■ **Work to complete**: Filter for the word "membengkak" and keep each matching line.

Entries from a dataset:
====================
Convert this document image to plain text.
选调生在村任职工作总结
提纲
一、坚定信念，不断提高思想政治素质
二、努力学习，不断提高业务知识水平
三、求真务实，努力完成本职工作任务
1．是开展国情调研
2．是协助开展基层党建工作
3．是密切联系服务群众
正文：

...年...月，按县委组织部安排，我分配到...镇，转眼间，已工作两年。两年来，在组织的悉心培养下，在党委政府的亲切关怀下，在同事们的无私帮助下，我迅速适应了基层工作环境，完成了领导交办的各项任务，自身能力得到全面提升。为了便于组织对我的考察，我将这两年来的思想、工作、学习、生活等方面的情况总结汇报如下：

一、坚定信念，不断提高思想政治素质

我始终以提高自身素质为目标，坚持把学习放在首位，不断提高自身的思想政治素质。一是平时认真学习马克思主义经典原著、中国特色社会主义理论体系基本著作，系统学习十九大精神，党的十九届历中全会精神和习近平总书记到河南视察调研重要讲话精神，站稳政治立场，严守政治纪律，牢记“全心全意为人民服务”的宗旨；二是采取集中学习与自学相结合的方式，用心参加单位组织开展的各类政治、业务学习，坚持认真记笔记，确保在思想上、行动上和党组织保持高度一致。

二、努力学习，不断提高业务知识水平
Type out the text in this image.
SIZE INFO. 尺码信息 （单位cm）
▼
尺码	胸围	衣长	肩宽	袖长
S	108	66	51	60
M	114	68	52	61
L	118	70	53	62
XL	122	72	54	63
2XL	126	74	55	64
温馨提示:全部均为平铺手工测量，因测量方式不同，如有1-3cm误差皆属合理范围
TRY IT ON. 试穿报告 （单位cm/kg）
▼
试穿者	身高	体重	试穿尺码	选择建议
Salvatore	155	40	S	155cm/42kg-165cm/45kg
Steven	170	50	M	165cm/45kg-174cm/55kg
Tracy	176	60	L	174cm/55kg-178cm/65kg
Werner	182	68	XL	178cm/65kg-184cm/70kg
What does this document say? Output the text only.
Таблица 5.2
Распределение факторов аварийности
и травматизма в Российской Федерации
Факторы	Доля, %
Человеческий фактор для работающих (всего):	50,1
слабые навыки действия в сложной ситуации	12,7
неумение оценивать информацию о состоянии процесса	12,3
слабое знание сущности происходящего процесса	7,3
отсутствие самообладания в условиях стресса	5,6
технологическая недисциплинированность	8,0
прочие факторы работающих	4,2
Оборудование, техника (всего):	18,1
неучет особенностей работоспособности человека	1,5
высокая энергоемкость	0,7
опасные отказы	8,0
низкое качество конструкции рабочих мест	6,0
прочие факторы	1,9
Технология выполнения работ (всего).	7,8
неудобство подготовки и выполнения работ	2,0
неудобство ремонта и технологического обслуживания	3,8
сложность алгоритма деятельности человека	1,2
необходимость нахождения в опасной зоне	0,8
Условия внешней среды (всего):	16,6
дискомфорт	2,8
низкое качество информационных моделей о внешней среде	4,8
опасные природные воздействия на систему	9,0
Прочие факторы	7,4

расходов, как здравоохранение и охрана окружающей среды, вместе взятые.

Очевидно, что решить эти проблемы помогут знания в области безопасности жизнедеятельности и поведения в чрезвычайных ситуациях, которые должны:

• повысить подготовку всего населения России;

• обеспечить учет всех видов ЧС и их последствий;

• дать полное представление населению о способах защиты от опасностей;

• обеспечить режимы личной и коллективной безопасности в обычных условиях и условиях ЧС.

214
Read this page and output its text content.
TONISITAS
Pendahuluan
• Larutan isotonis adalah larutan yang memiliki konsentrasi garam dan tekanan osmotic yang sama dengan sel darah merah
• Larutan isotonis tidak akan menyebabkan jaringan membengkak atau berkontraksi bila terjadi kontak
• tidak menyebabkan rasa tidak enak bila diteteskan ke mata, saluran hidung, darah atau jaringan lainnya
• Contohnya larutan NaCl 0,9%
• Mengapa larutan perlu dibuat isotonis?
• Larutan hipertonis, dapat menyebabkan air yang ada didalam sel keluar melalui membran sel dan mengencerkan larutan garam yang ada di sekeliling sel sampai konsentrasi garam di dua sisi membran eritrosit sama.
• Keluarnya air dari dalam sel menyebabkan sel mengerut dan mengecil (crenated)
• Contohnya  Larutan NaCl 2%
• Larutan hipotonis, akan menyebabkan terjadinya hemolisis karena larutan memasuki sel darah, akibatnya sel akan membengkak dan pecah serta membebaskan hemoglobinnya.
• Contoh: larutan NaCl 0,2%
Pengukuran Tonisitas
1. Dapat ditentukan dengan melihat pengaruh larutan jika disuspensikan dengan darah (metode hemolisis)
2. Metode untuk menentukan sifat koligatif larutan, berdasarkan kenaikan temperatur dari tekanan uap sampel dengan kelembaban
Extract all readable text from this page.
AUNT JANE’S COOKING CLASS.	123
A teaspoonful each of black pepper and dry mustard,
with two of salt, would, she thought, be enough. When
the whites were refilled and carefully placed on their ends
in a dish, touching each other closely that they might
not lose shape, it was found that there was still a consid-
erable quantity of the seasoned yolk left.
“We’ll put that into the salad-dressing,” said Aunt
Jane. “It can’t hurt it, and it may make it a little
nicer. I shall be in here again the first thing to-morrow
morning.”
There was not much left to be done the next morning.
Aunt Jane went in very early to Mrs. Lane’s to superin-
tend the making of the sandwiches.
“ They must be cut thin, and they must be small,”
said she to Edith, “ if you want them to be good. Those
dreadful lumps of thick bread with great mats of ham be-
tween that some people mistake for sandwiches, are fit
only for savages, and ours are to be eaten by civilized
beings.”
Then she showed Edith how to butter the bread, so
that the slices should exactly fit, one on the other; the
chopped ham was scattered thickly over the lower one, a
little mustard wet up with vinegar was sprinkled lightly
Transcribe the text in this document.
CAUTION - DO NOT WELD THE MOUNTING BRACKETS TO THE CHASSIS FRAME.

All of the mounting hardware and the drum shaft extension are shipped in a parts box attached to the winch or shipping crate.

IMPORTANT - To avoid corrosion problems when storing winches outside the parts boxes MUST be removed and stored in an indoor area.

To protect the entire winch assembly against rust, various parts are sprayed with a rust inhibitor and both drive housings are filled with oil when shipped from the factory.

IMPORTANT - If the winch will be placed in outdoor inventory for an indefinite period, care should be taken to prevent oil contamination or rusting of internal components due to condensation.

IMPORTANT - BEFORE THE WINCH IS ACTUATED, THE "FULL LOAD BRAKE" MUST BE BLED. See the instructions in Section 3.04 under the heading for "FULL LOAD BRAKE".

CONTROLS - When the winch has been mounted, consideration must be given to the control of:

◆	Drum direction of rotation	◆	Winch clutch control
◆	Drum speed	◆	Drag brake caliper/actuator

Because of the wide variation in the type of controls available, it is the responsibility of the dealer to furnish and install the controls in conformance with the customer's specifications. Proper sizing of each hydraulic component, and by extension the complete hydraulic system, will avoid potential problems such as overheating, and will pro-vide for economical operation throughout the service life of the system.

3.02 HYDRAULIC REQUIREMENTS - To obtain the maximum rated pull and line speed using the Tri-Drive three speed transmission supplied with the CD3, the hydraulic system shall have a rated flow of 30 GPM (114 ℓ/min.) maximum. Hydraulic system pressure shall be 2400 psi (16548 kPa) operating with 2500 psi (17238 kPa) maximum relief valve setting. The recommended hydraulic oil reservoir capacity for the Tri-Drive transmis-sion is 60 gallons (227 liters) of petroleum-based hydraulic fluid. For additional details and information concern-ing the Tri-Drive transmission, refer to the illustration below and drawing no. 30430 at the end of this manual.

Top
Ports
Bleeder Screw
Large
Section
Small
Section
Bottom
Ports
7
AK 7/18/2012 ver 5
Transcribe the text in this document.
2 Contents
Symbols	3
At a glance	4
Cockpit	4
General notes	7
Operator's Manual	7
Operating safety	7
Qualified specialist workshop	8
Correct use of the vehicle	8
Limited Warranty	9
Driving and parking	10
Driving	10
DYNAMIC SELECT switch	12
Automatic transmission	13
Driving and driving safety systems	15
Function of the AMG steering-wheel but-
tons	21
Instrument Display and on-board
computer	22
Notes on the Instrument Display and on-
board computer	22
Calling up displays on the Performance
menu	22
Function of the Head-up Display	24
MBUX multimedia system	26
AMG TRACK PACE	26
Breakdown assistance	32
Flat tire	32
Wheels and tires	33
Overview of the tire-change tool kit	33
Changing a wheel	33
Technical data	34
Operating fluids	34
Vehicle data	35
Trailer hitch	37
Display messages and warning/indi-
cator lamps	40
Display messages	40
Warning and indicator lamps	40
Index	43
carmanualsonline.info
====================
■ **Problem solution**:
• Larutan isotonis tidak akan menyebabkan jaringan membengkak atau berkontraksi bila terjadi kontak
• Larutan hipotonis, akan menyebabkan terjadinya hemolisis karena larutan memasuki sel darah, akibatnya sel akan membengkak dan pecah serta membebaskan hemoglobinnya.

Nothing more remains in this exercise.